— start —

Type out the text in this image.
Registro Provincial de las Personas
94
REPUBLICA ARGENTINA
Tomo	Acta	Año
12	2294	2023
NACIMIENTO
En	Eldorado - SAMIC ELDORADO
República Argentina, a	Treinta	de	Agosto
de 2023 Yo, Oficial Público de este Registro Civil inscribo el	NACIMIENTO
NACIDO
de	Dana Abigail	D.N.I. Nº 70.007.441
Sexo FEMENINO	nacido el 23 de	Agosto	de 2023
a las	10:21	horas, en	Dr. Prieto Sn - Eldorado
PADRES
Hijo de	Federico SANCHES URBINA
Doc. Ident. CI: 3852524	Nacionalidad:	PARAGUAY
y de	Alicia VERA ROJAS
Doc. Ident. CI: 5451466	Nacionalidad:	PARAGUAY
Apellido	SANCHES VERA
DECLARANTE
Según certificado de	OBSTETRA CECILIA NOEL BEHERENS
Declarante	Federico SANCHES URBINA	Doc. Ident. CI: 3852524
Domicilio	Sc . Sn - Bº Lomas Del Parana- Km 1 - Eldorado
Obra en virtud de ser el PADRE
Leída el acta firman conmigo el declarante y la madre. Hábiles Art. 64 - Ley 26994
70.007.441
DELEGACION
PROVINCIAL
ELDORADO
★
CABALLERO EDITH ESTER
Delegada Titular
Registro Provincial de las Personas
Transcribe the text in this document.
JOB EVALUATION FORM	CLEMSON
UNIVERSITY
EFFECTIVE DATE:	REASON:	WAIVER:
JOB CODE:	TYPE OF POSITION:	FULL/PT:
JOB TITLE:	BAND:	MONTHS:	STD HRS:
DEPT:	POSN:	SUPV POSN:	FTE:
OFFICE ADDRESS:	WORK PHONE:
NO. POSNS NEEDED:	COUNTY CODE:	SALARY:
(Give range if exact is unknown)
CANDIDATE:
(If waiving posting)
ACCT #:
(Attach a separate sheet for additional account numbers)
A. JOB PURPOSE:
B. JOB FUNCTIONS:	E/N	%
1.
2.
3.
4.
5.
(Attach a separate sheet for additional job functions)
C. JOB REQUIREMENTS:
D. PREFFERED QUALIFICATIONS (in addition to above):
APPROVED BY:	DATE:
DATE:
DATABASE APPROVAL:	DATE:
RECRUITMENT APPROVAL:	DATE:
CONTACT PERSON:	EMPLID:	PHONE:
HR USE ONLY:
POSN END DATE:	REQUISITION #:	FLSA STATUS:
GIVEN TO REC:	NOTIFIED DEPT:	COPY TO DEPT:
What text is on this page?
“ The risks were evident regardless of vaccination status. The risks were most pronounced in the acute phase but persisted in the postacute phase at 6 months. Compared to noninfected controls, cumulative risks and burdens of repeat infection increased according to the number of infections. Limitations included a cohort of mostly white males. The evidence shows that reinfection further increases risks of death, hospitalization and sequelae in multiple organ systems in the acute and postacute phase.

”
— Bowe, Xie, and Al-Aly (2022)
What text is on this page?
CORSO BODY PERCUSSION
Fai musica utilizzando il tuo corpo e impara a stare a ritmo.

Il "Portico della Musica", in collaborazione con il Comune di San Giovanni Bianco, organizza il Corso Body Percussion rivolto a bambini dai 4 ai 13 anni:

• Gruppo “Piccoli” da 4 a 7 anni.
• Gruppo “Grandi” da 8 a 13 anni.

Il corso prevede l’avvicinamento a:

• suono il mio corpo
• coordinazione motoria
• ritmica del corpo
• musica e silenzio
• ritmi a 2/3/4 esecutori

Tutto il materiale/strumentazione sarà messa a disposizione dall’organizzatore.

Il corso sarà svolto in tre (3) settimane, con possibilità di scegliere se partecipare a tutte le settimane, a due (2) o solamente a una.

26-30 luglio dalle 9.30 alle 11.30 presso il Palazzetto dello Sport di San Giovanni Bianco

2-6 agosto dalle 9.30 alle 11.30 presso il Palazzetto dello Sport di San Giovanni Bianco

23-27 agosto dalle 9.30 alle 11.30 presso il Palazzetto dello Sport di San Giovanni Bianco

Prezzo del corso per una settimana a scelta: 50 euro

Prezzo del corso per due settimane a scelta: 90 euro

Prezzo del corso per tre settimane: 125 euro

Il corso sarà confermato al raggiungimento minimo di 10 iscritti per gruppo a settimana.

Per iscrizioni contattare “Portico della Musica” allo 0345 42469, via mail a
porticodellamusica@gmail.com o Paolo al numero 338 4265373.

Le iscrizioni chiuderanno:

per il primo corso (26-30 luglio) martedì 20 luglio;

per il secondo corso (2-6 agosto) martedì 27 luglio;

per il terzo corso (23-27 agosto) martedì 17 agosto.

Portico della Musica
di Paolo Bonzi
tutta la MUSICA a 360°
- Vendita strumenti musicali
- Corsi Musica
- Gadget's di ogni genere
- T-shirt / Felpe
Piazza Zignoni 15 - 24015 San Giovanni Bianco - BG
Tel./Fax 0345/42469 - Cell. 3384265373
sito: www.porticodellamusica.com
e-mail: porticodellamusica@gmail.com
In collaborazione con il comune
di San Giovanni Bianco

— end —

TASK GOAL: Read the data above. Pull out each line in which the string "APPROVAL" appears.

TASK RESULT:
DATABASE APPROVAL:	DATE:
RECRUITMENT APPROVAL:	DATE:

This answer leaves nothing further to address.